__Exercise details__:
What follows is a set of entries. Repeat them exactly, but not their pictures.

__Stored entries__:
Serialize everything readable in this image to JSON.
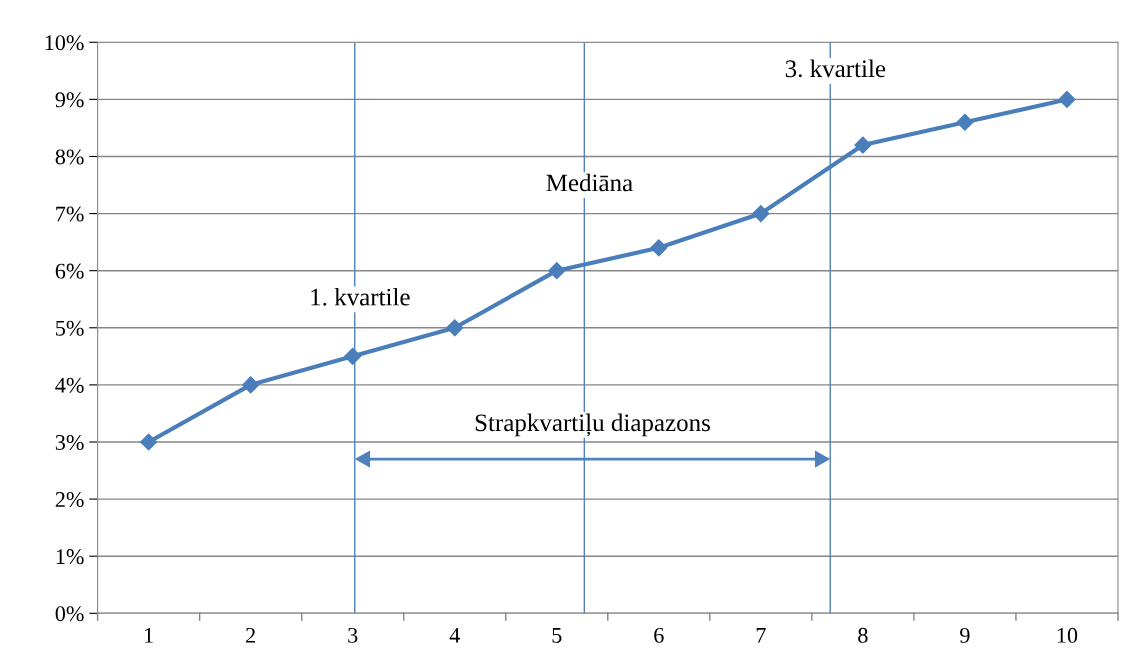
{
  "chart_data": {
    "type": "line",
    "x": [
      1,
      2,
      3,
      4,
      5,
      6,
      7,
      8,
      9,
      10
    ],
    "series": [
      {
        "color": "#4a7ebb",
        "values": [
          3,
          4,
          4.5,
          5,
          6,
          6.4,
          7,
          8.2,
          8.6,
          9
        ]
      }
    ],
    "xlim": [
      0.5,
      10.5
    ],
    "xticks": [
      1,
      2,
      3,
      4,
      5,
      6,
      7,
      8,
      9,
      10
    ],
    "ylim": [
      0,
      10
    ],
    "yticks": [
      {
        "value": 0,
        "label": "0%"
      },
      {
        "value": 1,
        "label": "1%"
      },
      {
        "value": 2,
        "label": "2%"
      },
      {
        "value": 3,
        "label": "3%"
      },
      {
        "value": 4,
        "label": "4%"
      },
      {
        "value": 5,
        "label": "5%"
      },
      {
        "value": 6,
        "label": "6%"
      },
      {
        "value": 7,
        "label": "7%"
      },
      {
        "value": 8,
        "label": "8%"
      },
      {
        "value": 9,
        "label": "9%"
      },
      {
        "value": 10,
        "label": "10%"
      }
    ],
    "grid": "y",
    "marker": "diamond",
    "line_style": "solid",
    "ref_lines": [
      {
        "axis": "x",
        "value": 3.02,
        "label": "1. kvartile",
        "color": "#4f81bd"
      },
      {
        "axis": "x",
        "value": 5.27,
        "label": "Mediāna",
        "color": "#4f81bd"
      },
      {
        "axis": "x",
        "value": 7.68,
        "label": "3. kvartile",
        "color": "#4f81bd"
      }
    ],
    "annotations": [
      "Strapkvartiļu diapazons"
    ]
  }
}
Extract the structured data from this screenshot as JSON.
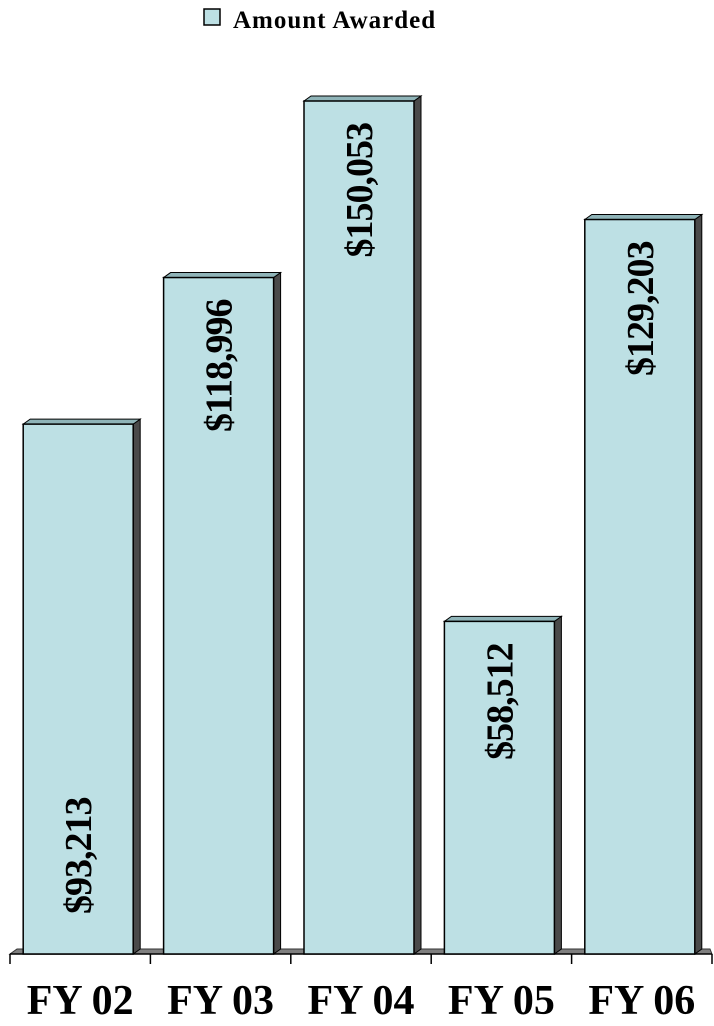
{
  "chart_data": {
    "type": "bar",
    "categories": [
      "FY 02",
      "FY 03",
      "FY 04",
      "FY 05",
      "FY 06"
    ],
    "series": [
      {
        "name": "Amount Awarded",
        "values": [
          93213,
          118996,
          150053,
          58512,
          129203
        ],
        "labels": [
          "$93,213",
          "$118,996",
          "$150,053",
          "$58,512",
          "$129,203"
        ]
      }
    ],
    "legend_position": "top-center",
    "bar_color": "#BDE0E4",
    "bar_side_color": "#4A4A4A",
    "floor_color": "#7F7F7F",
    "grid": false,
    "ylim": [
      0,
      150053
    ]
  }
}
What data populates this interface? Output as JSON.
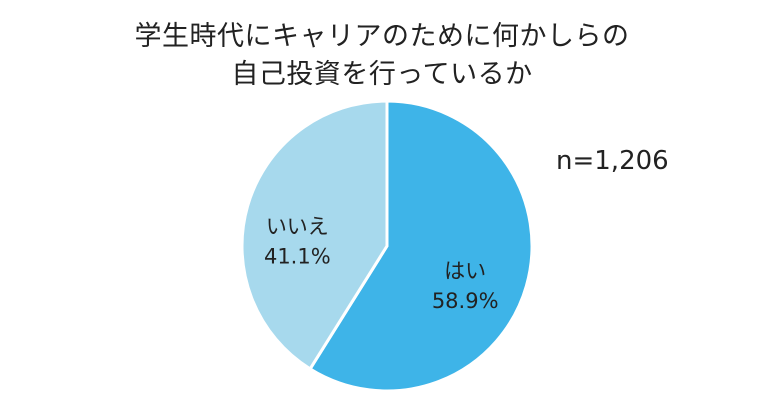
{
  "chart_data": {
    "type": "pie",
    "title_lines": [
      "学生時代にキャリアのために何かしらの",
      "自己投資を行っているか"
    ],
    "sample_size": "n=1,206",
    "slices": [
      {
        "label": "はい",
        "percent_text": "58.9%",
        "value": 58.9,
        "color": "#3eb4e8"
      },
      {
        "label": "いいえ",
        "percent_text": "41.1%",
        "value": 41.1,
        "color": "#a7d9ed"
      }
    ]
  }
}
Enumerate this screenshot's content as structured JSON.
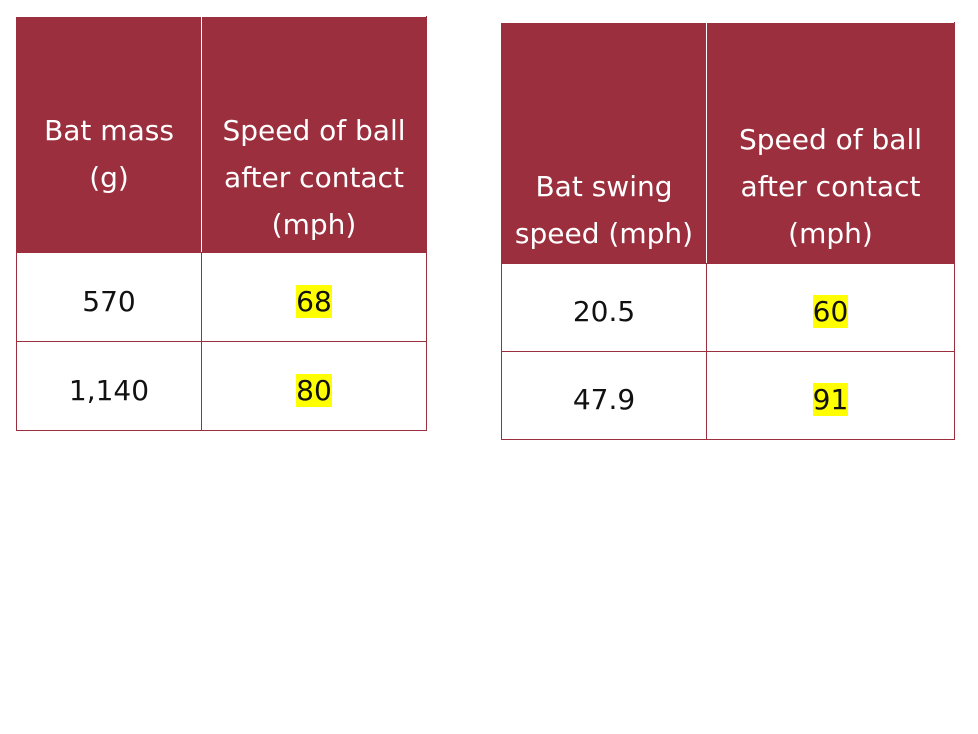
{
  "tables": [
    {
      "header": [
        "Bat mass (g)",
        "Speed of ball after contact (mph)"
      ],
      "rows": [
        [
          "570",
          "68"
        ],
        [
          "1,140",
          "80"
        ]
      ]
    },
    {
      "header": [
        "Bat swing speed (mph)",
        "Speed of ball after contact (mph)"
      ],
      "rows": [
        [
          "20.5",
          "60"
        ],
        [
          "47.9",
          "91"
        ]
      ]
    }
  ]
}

__Worked answer__:
Serialize everything readable in this image to JSON.
{
  "chart_data": {
    "type": "line",
    "x": [
      1,
      2,
      3,
      4,
      5,
      6,
      7,
      8,
      9,
      10
    ],
    "series": [
      {
        "color": "#4a7ebb",
        "values": [
          3,
          4,
          4.5,
          5,
          6,
          6.4,
          7,
          8.2,
          8.6,
          9
        ]
      }
    ],
    "xlim": [
      0.5,
      10.5
    ],
    "xticks": [
      1,
      2,
      3,
      4,
      5,
      6,
      7,
      8,
      9,
      10
    ],
    "ylim": [
      0,
      10
    ],
    "yticks": [
      {
        "value": 0,
        "label": "0%"
      },
      {
        "value": 1,
        "label": "1%"
      },
      {
        "value": 2,
        "label": "2%"
      },
      {
        "value": 3,
        "label": "3%"
      },
      {
        "value": 4,
        "label": "4%"
      },
      {
        "value": 5,
        "label": "5%"
      },
      {
        "value": 6,
        "label": "6%"
      },
      {
        "value": 7,
        "label": "7%"
      },
      {
        "value": 8,
        "label": "8%"
      },
      {
        "value": 9,
        "label": "9%"
      },
      {
        "value": 10,
        "label": "10%"
      }
    ],
    "grid": "y",
    "marker": "diamond",
    "line_style": "solid",
    "ref_lines": [
      {
        "axis": "x",
        "value": 3.02,
        "label": "1. kvartile",
        "color": "#4f81bd"
      },
      {
        "axis": "x",
        "value": 5.27,
        "label": "Mediāna",
        "color": "#4f81bd"
      },
      {
        "axis": "x",
        "value": 7.68,
        "label": "3. kvartile",
        "color": "#4f81bd"
      }
    ],
    "annotations": [
      "Strapkvartiļu diapazons"
    ]
  }
}
Extract the structured data from this screenshot as JSON.
{
  "chart_data": {
    "type": "bar",
    "categories": [
      "FY 02",
      "FY 03",
      "FY 04",
      "FY 05",
      "FY 06"
    ],
    "series": [
      {
        "name": "Amount Awarded",
        "values": [
          93213,
          118996,
          150053,
          58512,
          129203
        ],
        "labels": [
          "$93,213",
          "$118,996",
          "$150,053",
          "$58,512",
          "$129,203"
        ]
      }
    ],
    "legend_position": "top-center",
    "bar_color": "#BDE0E4",
    "bar_side_color": "#4A4A4A",
    "floor_color": "#7F7F7F",
    "grid": false,
    "ylim": [
      0,
      150053
    ]
  }
}
What data populates this interface? Output as JSON.
{
  "chart_data": {
    "type": "pie",
    "title_lines": [
      "学生時代にキャリアのために何かしらの",
      "自己投資を行っているか"
    ],
    "sample_size": "n=1,206",
    "slices": [
      {
        "label": "はい",
        "percent_text": "58.9%",
        "value": 58.9,
        "color": "#3eb4e8"
      },
      {
        "label": "いいえ",
        "percent_text": "41.1%",
        "value": 41.1,
        "color": "#a7d9ed"
      }
    ]
  }
}
Enumerate this screenshot's content as structured JSON.
{
  "tables": [
    {
      "header": [
        "Bat mass (g)",
        "Speed of ball after contact (mph)"
      ],
      "rows": [
        [
          "570",
          "68"
        ],
        [
          "1,140",
          "80"
        ]
      ]
    },
    {
      "header": [
        "Bat swing speed (mph)",
        "Speed of ball after contact (mph)"
      ],
      "rows": [
        [
          "20.5",
          "60"
        ],
        [
          "47.9",
          "91"
        ]
      ]
    }
  ]
}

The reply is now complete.